Dataset items:
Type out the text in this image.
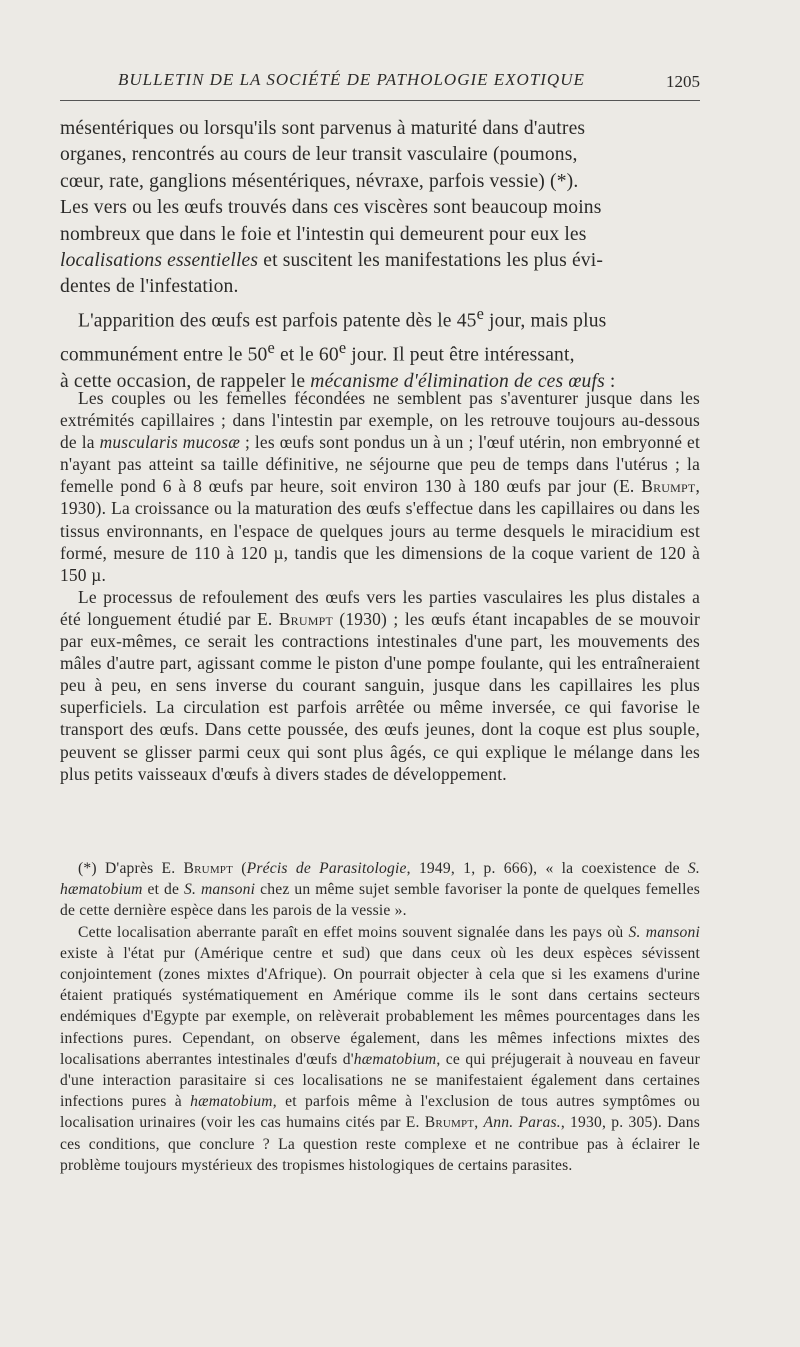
BULLETIN DE LA SOCIÉTÉ DE PATHOLOGIE EXOTIQUE	1205

mésentériques ou lorsqu'ils sont parvenus à maturité dans d'autres
organes, rencontrés au cours de leur transit vasculaire (poumons,
cœur, rate, ganglions mésentériques, névraxe, parfois vessie) (*).
Les vers ou les œufs trouvés dans ces viscères sont beaucoup moins
nombreux que dans le foie et l'intestin qui demeurent pour eux les
localisations essentielles et suscitent les manifestations les plus évi-
dentes de l'infestation.

L'apparition des œufs est parfois patente dès le 45e jour, mais plus
communément entre le 50e et le 60e jour. Il peut être intéressant,
à cette occasion, de rappeler le mécanisme d'élimination de ces œufs :

Les couples ou les femelles fécondées ne semblent pas s'aventurer jusque dans les extrémités capillaires ; dans l'intestin par exemple, on les retrouve toujours au-dessous de la muscularis mucosæ ; les œufs sont pondus un à un ; l'œuf utérin, non embryonné et n'ayant pas atteint sa taille définitive, ne séjourne que peu de temps dans l'utérus ; la femelle pond 6 à 8 œufs par heure, soit environ 130 à 180 œufs par jour (E. Brumpt, 1930). La croissance ou la maturation des œufs s'effectue dans les capillaires ou dans les tissus environnants, en l'espace de quelques jours au terme desquels le miracidium est formé, mesure de 110 à 120 µ, tandis que les dimensions de la coque varient de 120 à 150 µ.

Le processus de refoulement des œufs vers les parties vasculaires les plus distales a été longuement étudié par E. Brumpt (1930) ; les œufs étant incapables de se mouvoir par eux-mêmes, ce serait les contractions intestinales d'une part, les mouvements des mâles d'autre part, agissant comme le piston d'une pompe foulante, qui les entraîneraient peu à peu, en sens inverse du courant sanguin, jusque dans les capillaires les plus superficiels. La circulation est parfois arrêtée ou même inversée, ce qui favorise le transport des œufs. Dans cette poussée, des œufs jeunes, dont la coque est plus souple, peuvent se glisser parmi ceux qui sont plus âgés, ce qui explique le mélange dans les plus petits vaisseaux d'œufs à divers stades de développement.

(*) D'après E. Brumpt (Précis de Parasitologie, 1949, 1, p. 666), « la coexistence de S. hæmatobium et de S. mansoni chez un même sujet semble favoriser la ponte de quelques femelles de cette dernière espèce dans les parois de la vessie ».

Cette localisation aberrante paraît en effet moins souvent signalée dans les pays où S. mansoni existe à l'état pur (Amérique centre et sud) que dans ceux où les deux espèces sévissent conjointement (zones mixtes d'Afrique). On pourrait objecter à cela que si les examens d'urine étaient pratiqués systématiquement en Amérique comme ils le sont dans certains secteurs endémiques d'Egypte par exemple, on relèverait probablement les mêmes pourcentages dans les infections pures. Cependant, on observe également, dans les mêmes infections mixtes des localisations aberrantes intestinales d'œufs d'hæmatobium, ce qui préjugerait à nouveau en faveur d'une interaction parasitaire si ces localisations ne se manifestaient également dans certaines infections pures à hæmatobium, et parfois même à l'exclusion de tous autres symptômes ou localisation urinaires (voir les cas humains cités par E. Brumpt, Ann. Paras., 1930, p. 305). Dans ces conditions, que conclure ? La question reste complexe et ne contribue pas à éclairer le problème toujours mystérieux des tropismes histologiques de certains parasites.
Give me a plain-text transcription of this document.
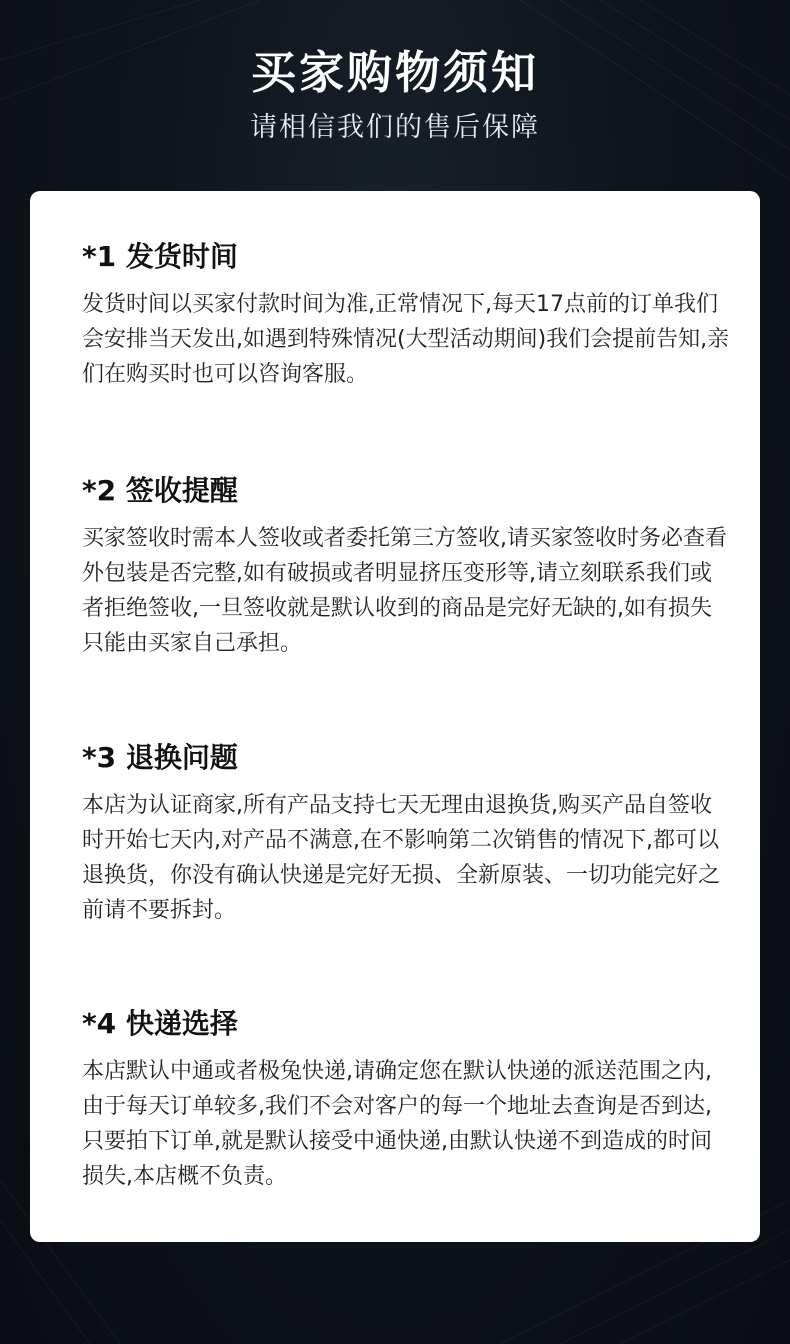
买家购物须知
请相信我们的售后保障
*1 发货时间
发货时间以买家付款时间为准,正常情况下,每天17点前的订单我们会安排当天发出,如遇到特殊情况(大型活动期间)我们会提前告知,亲们在购买时也可以咨询客服。
*2 签收提醒
买家签收时需本人签收或者委托第三方签收,请买家签收时务必查看外包装是否完整,如有破损或者明显挤压变形等,请立刻联系我们或者拒绝签收,一旦签收就是默认收到的商品是完好无缺的,如有损失只能由买家自己承担。
*3 退换问题
本店为认证商家,所有产品支持七天无理由退换货,购买产品自签收时开始七天内,对产品不满意,在不影响第二次销售的情况下,都可以退换货，你没有确认快递是完好无损、全新原装、一切功能完好之前请不要拆封。
*4 快递选择
本店默认中通或者极兔快递,请确定您在默认快递的派送范围之内,由于每天订单较多,我们不会对客户的每一个地址去查询是否到达,只要拍下订单,就是默认接受中通快递,由默认快递不到造成的时间损失,本店概不负责。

→ **Exercise prompt**
Produce an exact copy of each line of data, skipping embedded images.

→ **Problem solution**
Type out the text in this image.
BULLETIN DE LA SOCIÉTÉ DE PATHOLOGIE EXOTIQUE	1205

mésentériques ou lorsqu'ils sont parvenus à maturité dans d'autres
organes, rencontrés au cours de leur transit vasculaire (poumons,
cœur, rate, ganglions mésentériques, névraxe, parfois vessie) (*).
Les vers ou les œufs trouvés dans ces viscères sont beaucoup moins
nombreux que dans le foie et l'intestin qui demeurent pour eux les
localisations essentielles et suscitent les manifestations les plus évi-
dentes de l'infestation.

L'apparition des œufs est parfois patente dès le 45e jour, mais plus
communément entre le 50e et le 60e jour. Il peut être intéressant,
à cette occasion, de rappeler le mécanisme d'élimination de ces œufs :

Les couples ou les femelles fécondées ne semblent pas s'aventurer jusque dans les extrémités capillaires ; dans l'intestin par exemple, on les retrouve toujours au-dessous de la muscularis mucosæ ; les œufs sont pondus un à un ; l'œuf utérin, non embryonné et n'ayant pas atteint sa taille définitive, ne séjourne que peu de temps dans l'utérus ; la femelle pond 6 à 8 œufs par heure, soit environ 130 à 180 œufs par jour (E. Brumpt, 1930). La croissance ou la maturation des œufs s'effectue dans les capillaires ou dans les tissus environnants, en l'espace de quelques jours au terme desquels le miracidium est formé, mesure de 110 à 120 µ, tandis que les dimensions de la coque varient de 120 à 150 µ.

Le processus de refoulement des œufs vers les parties vasculaires les plus distales a été longuement étudié par E. Brumpt (1930) ; les œufs étant incapables de se mouvoir par eux-mêmes, ce serait les contractions intestinales d'une part, les mouvements des mâles d'autre part, agissant comme le piston d'une pompe foulante, qui les entraîneraient peu à peu, en sens inverse du courant sanguin, jusque dans les capillaires les plus superficiels. La circulation est parfois arrêtée ou même inversée, ce qui favorise le transport des œufs. Dans cette poussée, des œufs jeunes, dont la coque est plus souple, peuvent se glisser parmi ceux qui sont plus âgés, ce qui explique le mélange dans les plus petits vaisseaux d'œufs à divers stades de développement.

(*) D'après E. Brumpt (Précis de Parasitologie, 1949, 1, p. 666), « la coexistence de S. hæmatobium et de S. mansoni chez un même sujet semble favoriser la ponte de quelques femelles de cette dernière espèce dans les parois de la vessie ».

Cette localisation aberrante paraît en effet moins souvent signalée dans les pays où S. mansoni existe à l'état pur (Amérique centre et sud) que dans ceux où les deux espèces sévissent conjointement (zones mixtes d'Afrique). On pourrait objecter à cela que si les examens d'urine étaient pratiqués systématiquement en Amérique comme ils le sont dans certains secteurs endémiques d'Egypte par exemple, on relèverait probablement les mêmes pourcentages dans les infections pures. Cependant, on observe également, dans les mêmes infections mixtes des localisations aberrantes intestinales d'œufs d'hæmatobium, ce qui préjugerait à nouveau en faveur d'une interaction parasitaire si ces localisations ne se manifestaient également dans certaines infections pures à hæmatobium, et parfois même à l'exclusion de tous autres symptômes ou localisation urinaires (voir les cas humains cités par E. Brumpt, Ann. Paras., 1930, p. 305). Dans ces conditions, que conclure ? La question reste complexe et ne contribue pas à éclairer le problème toujours mystérieux des tropismes histologiques de certains parasites.
Give me a plain-text transcription of this document.
买家购物须知
请相信我们的售后保障
*1 发货时间
发货时间以买家付款时间为准,正常情况下,每天17点前的订单我们会安排当天发出,如遇到特殊情况(大型活动期间)我们会提前告知,亲们在购买时也可以咨询客服。
*2 签收提醒
买家签收时需本人签收或者委托第三方签收,请买家签收时务必查看外包装是否完整,如有破损或者明显挤压变形等,请立刻联系我们或者拒绝签收,一旦签收就是默认收到的商品是完好无缺的,如有损失只能由买家自己承担。
*3 退换问题
本店为认证商家,所有产品支持七天无理由退换货,购买产品自签收时开始七天内,对产品不满意,在不影响第二次销售的情况下,都可以退换货，你没有确认快递是完好无损、全新原装、一切功能完好之前请不要拆封。
*4 快递选择
本店默认中通或者极兔快递,请确定您在默认快递的派送范围之内,由于每天订单较多,我们不会对客户的每一个地址去查询是否到达,只要拍下订单,就是默认接受中通快递,由默认快递不到造成的时间损失,本店概不负责。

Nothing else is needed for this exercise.